### TASK DETAILS
Scan the lines below for the word "GBPUSD". Copy each line you find it in.

####

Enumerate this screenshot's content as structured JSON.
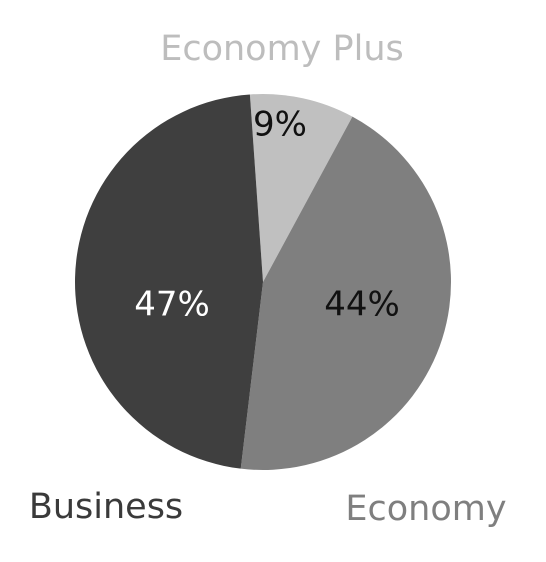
{
  "chart_data": {
    "type": "pie",
    "title": "",
    "slices": [
      {
        "label": "Economy Plus",
        "value": 9,
        "display": "9%",
        "color": "#c0c0c0",
        "label_color": "#bdbdbd",
        "value_text_color": "#111111"
      },
      {
        "label": "Economy",
        "value": 44,
        "display": "44%",
        "color": "#7f7f7f",
        "label_color": "#7f7f7f",
        "value_text_color": "#111111"
      },
      {
        "label": "Business",
        "value": 47,
        "display": "47%",
        "color": "#3f3f3f",
        "label_color": "#3a3a3a",
        "value_text_color": "#ffffff"
      }
    ]
  }
}
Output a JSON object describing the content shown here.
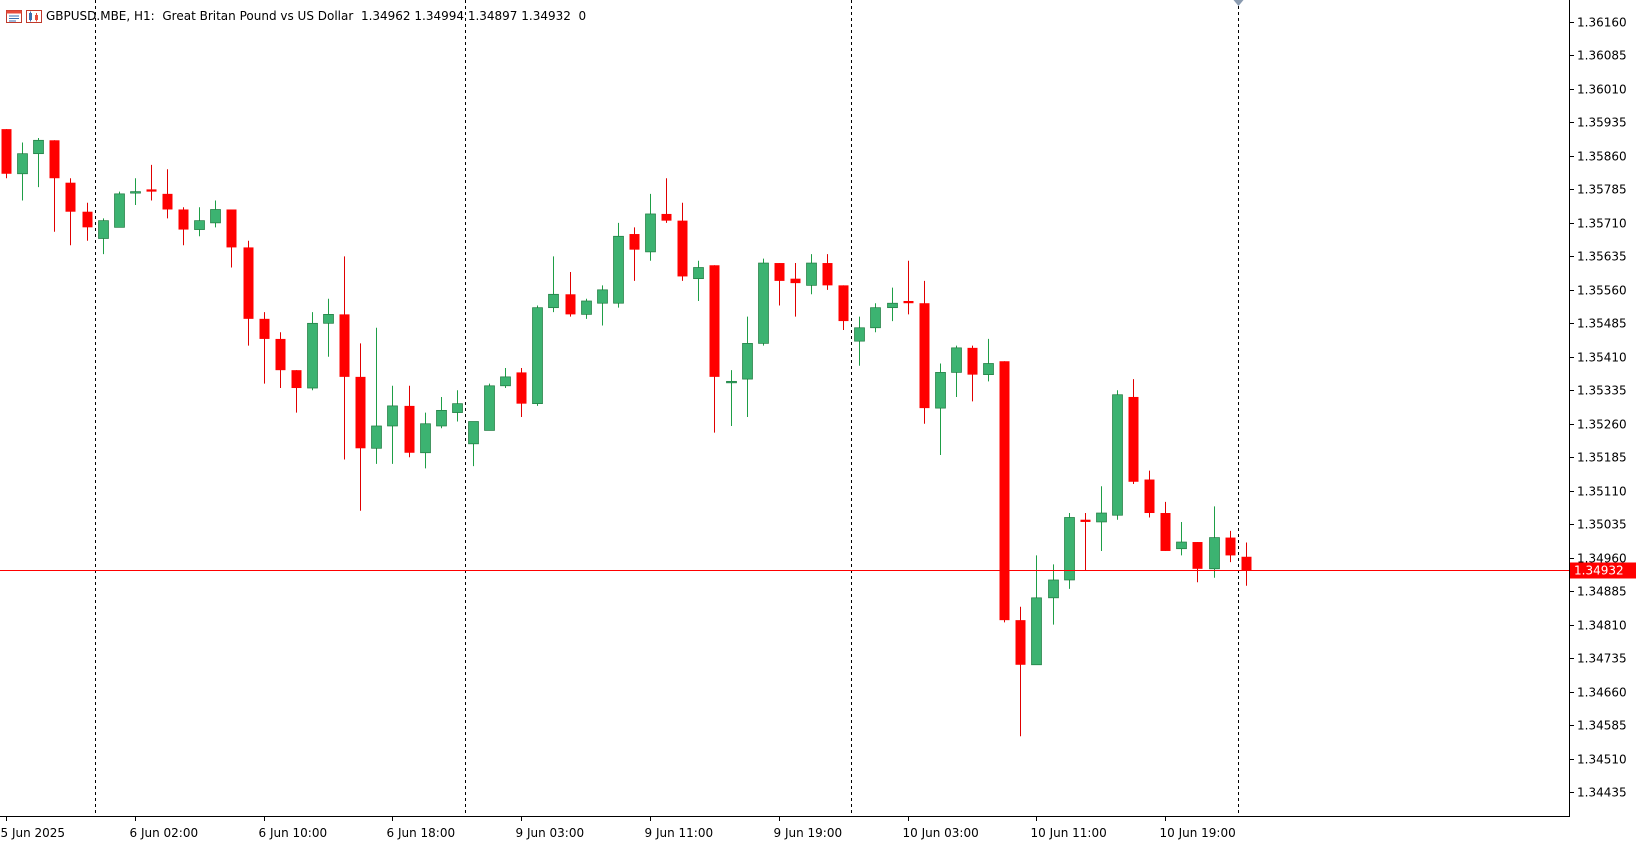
{
  "header": {
    "symbol": "GBPUSD.MBE, H1:",
    "description": "Great Britan Pound vs US Dollar",
    "ohlc": "1.34962 1.34994 1.34897 1.34932",
    "volume": "0",
    "icons": [
      "window-menu-icon",
      "chart-type-icon"
    ]
  },
  "colors": {
    "bull": "#3cb371",
    "bear": "#ff0000",
    "wick_bull": "#1e9e46",
    "wick_bear": "#e00000",
    "current_price_line": "#ff0000",
    "axis": "#000000",
    "separator": "#000000"
  },
  "chart_data": {
    "type": "candlestick",
    "symbol": "GBPUSD.MBE",
    "timeframe": "H1",
    "current_price": 1.34932,
    "current_price_label": "1.34932",
    "ylim": [
      1.3437,
      1.362
    ],
    "y_ticks": [
      "1.36160",
      "1.36085",
      "1.36010",
      "1.35935",
      "1.35860",
      "1.35785",
      "1.35710",
      "1.35635",
      "1.35560",
      "1.35485",
      "1.35410",
      "1.35335",
      "1.35260",
      "1.35185",
      "1.35110",
      "1.35035",
      "1.34960",
      "1.34885",
      "1.34810",
      "1.34735",
      "1.34660",
      "1.34585",
      "1.34510",
      "1.34435"
    ],
    "x_tick_labels": [
      {
        "label": "5 Jun 2025",
        "bar": 0
      },
      {
        "label": "6 Jun 02:00",
        "bar": 8
      },
      {
        "label": "6 Jun 10:00",
        "bar": 16
      },
      {
        "label": "6 Jun 18:00",
        "bar": 24
      },
      {
        "label": "9 Jun 03:00",
        "bar": 32
      },
      {
        "label": "9 Jun 11:00",
        "bar": 40
      },
      {
        "label": "9 Jun 19:00",
        "bar": 48
      },
      {
        "label": "10 Jun 03:00",
        "bar": 56
      },
      {
        "label": "10 Jun 11:00",
        "bar": 64
      },
      {
        "label": "10 Jun 19:00",
        "bar": 72
      }
    ],
    "day_separator_bars": [
      5.5,
      28.5,
      52.5,
      76.5
    ],
    "candles": [
      {
        "o": 1.3592,
        "h": 1.3592,
        "l": 1.3581,
        "c": 1.3582
      },
      {
        "o": 1.3582,
        "h": 1.3589,
        "l": 1.3576,
        "c": 1.35865
      },
      {
        "o": 1.35865,
        "h": 1.359,
        "l": 1.3579,
        "c": 1.35895
      },
      {
        "o": 1.35895,
        "h": 1.35895,
        "l": 1.3569,
        "c": 1.3581
      },
      {
        "o": 1.358,
        "h": 1.3581,
        "l": 1.3566,
        "c": 1.35735
      },
      {
        "o": 1.35735,
        "h": 1.35755,
        "l": 1.3567,
        "c": 1.357
      },
      {
        "o": 1.35675,
        "h": 1.3572,
        "l": 1.3564,
        "c": 1.35715
      },
      {
        "o": 1.357,
        "h": 1.3578,
        "l": 1.357,
        "c": 1.35775
      },
      {
        "o": 1.3578,
        "h": 1.3581,
        "l": 1.3575,
        "c": 1.3578
      },
      {
        "o": 1.35785,
        "h": 1.3584,
        "l": 1.3576,
        "c": 1.3578
      },
      {
        "o": 1.35775,
        "h": 1.3583,
        "l": 1.3572,
        "c": 1.3574
      },
      {
        "o": 1.3574,
        "h": 1.35745,
        "l": 1.3566,
        "c": 1.35695
      },
      {
        "o": 1.35695,
        "h": 1.35745,
        "l": 1.3568,
        "c": 1.35715
      },
      {
        "o": 1.3571,
        "h": 1.3576,
        "l": 1.357,
        "c": 1.3574
      },
      {
        "o": 1.3574,
        "h": 1.3574,
        "l": 1.3561,
        "c": 1.35655
      },
      {
        "o": 1.35655,
        "h": 1.3567,
        "l": 1.35435,
        "c": 1.35495
      },
      {
        "o": 1.35495,
        "h": 1.3551,
        "l": 1.3535,
        "c": 1.3545
      },
      {
        "o": 1.3545,
        "h": 1.35465,
        "l": 1.3534,
        "c": 1.3538
      },
      {
        "o": 1.3538,
        "h": 1.3538,
        "l": 1.35285,
        "c": 1.3534
      },
      {
        "o": 1.3534,
        "h": 1.3551,
        "l": 1.35335,
        "c": 1.35485
      },
      {
        "o": 1.35485,
        "h": 1.3554,
        "l": 1.3541,
        "c": 1.35505
      },
      {
        "o": 1.35505,
        "h": 1.35635,
        "l": 1.3518,
        "c": 1.35365
      },
      {
        "o": 1.35365,
        "h": 1.3544,
        "l": 1.35065,
        "c": 1.35205
      },
      {
        "o": 1.35205,
        "h": 1.35475,
        "l": 1.3517,
        "c": 1.35255
      },
      {
        "o": 1.35255,
        "h": 1.35345,
        "l": 1.3517,
        "c": 1.353
      },
      {
        "o": 1.353,
        "h": 1.35345,
        "l": 1.35185,
        "c": 1.35195
      },
      {
        "o": 1.35195,
        "h": 1.35285,
        "l": 1.3516,
        "c": 1.3526
      },
      {
        "o": 1.35255,
        "h": 1.3532,
        "l": 1.3525,
        "c": 1.3529
      },
      {
        "o": 1.35285,
        "h": 1.35335,
        "l": 1.35265,
        "c": 1.35305
      },
      {
        "o": 1.35215,
        "h": 1.35265,
        "l": 1.35165,
        "c": 1.35265
      },
      {
        "o": 1.35245,
        "h": 1.3535,
        "l": 1.35245,
        "c": 1.35345
      },
      {
        "o": 1.35345,
        "h": 1.35385,
        "l": 1.3534,
        "c": 1.35365
      },
      {
        "o": 1.35375,
        "h": 1.35385,
        "l": 1.35275,
        "c": 1.35305
      },
      {
        "o": 1.35305,
        "h": 1.35525,
        "l": 1.353,
        "c": 1.3552
      },
      {
        "o": 1.3552,
        "h": 1.35635,
        "l": 1.3551,
        "c": 1.3555
      },
      {
        "o": 1.3555,
        "h": 1.356,
        "l": 1.355,
        "c": 1.35505
      },
      {
        "o": 1.35505,
        "h": 1.3554,
        "l": 1.35495,
        "c": 1.35535
      },
      {
        "o": 1.3553,
        "h": 1.3557,
        "l": 1.3548,
        "c": 1.3556
      },
      {
        "o": 1.3553,
        "h": 1.3571,
        "l": 1.3552,
        "c": 1.3568
      },
      {
        "o": 1.35685,
        "h": 1.357,
        "l": 1.3558,
        "c": 1.3565
      },
      {
        "o": 1.35645,
        "h": 1.35775,
        "l": 1.35625,
        "c": 1.3573
      },
      {
        "o": 1.3573,
        "h": 1.3581,
        "l": 1.3571,
        "c": 1.35715
      },
      {
        "o": 1.35715,
        "h": 1.35755,
        "l": 1.3558,
        "c": 1.3559
      },
      {
        "o": 1.35585,
        "h": 1.35625,
        "l": 1.35535,
        "c": 1.3561
      },
      {
        "o": 1.35615,
        "h": 1.35615,
        "l": 1.3524,
        "c": 1.35365
      },
      {
        "o": 1.35355,
        "h": 1.3538,
        "l": 1.35255,
        "c": 1.35355
      },
      {
        "o": 1.3536,
        "h": 1.355,
        "l": 1.35275,
        "c": 1.3544
      },
      {
        "o": 1.3544,
        "h": 1.3563,
        "l": 1.35435,
        "c": 1.3562
      },
      {
        "o": 1.3562,
        "h": 1.3562,
        "l": 1.35525,
        "c": 1.3558
      },
      {
        "o": 1.35585,
        "h": 1.3562,
        "l": 1.355,
        "c": 1.35575
      },
      {
        "o": 1.3557,
        "h": 1.3564,
        "l": 1.3555,
        "c": 1.3562
      },
      {
        "o": 1.3562,
        "h": 1.3564,
        "l": 1.3556,
        "c": 1.3557
      },
      {
        "o": 1.3557,
        "h": 1.3557,
        "l": 1.3547,
        "c": 1.3549
      },
      {
        "o": 1.35445,
        "h": 1.355,
        "l": 1.3539,
        "c": 1.35475
      },
      {
        "o": 1.35475,
        "h": 1.3553,
        "l": 1.35465,
        "c": 1.3552
      },
      {
        "o": 1.3552,
        "h": 1.35565,
        "l": 1.3549,
        "c": 1.3553
      },
      {
        "o": 1.35535,
        "h": 1.35625,
        "l": 1.35505,
        "c": 1.3553
      },
      {
        "o": 1.3553,
        "h": 1.3558,
        "l": 1.3526,
        "c": 1.35295
      },
      {
        "o": 1.35295,
        "h": 1.35395,
        "l": 1.3519,
        "c": 1.35375
      },
      {
        "o": 1.35375,
        "h": 1.35435,
        "l": 1.3532,
        "c": 1.3543
      },
      {
        "o": 1.3543,
        "h": 1.35435,
        "l": 1.3531,
        "c": 1.3537
      },
      {
        "o": 1.3537,
        "h": 1.3545,
        "l": 1.35355,
        "c": 1.35395
      },
      {
        "o": 1.354,
        "h": 1.354,
        "l": 1.34815,
        "c": 1.3482
      },
      {
        "o": 1.3482,
        "h": 1.3485,
        "l": 1.3456,
        "c": 1.3472
      },
      {
        "o": 1.3472,
        "h": 1.34965,
        "l": 1.3472,
        "c": 1.3487
      },
      {
        "o": 1.3487,
        "h": 1.34945,
        "l": 1.3481,
        "c": 1.3491
      },
      {
        "o": 1.3491,
        "h": 1.3506,
        "l": 1.3489,
        "c": 1.3505
      },
      {
        "o": 1.35045,
        "h": 1.3506,
        "l": 1.3493,
        "c": 1.3504
      },
      {
        "o": 1.3504,
        "h": 1.3512,
        "l": 1.34975,
        "c": 1.3506
      },
      {
        "o": 1.35055,
        "h": 1.35335,
        "l": 1.35045,
        "c": 1.35325
      },
      {
        "o": 1.3532,
        "h": 1.3536,
        "l": 1.35125,
        "c": 1.3513
      },
      {
        "o": 1.35135,
        "h": 1.35155,
        "l": 1.3505,
        "c": 1.3506
      },
      {
        "o": 1.3506,
        "h": 1.35085,
        "l": 1.34975,
        "c": 1.34975
      },
      {
        "o": 1.3498,
        "h": 1.3504,
        "l": 1.34965,
        "c": 1.34995
      },
      {
        "o": 1.34995,
        "h": 1.34995,
        "l": 1.34905,
        "c": 1.34935
      },
      {
        "o": 1.34935,
        "h": 1.35075,
        "l": 1.34915,
        "c": 1.35005
      },
      {
        "o": 1.35005,
        "h": 1.3502,
        "l": 1.3495,
        "c": 1.34965
      },
      {
        "o": 1.34962,
        "h": 1.34994,
        "l": 1.34897,
        "c": 1.34932
      }
    ]
  }
}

####

### WRITTEN SOLUTION
    "symbol": "GBPUSD.MBE, H1:",
    "symbol": "GBPUSD.MBE",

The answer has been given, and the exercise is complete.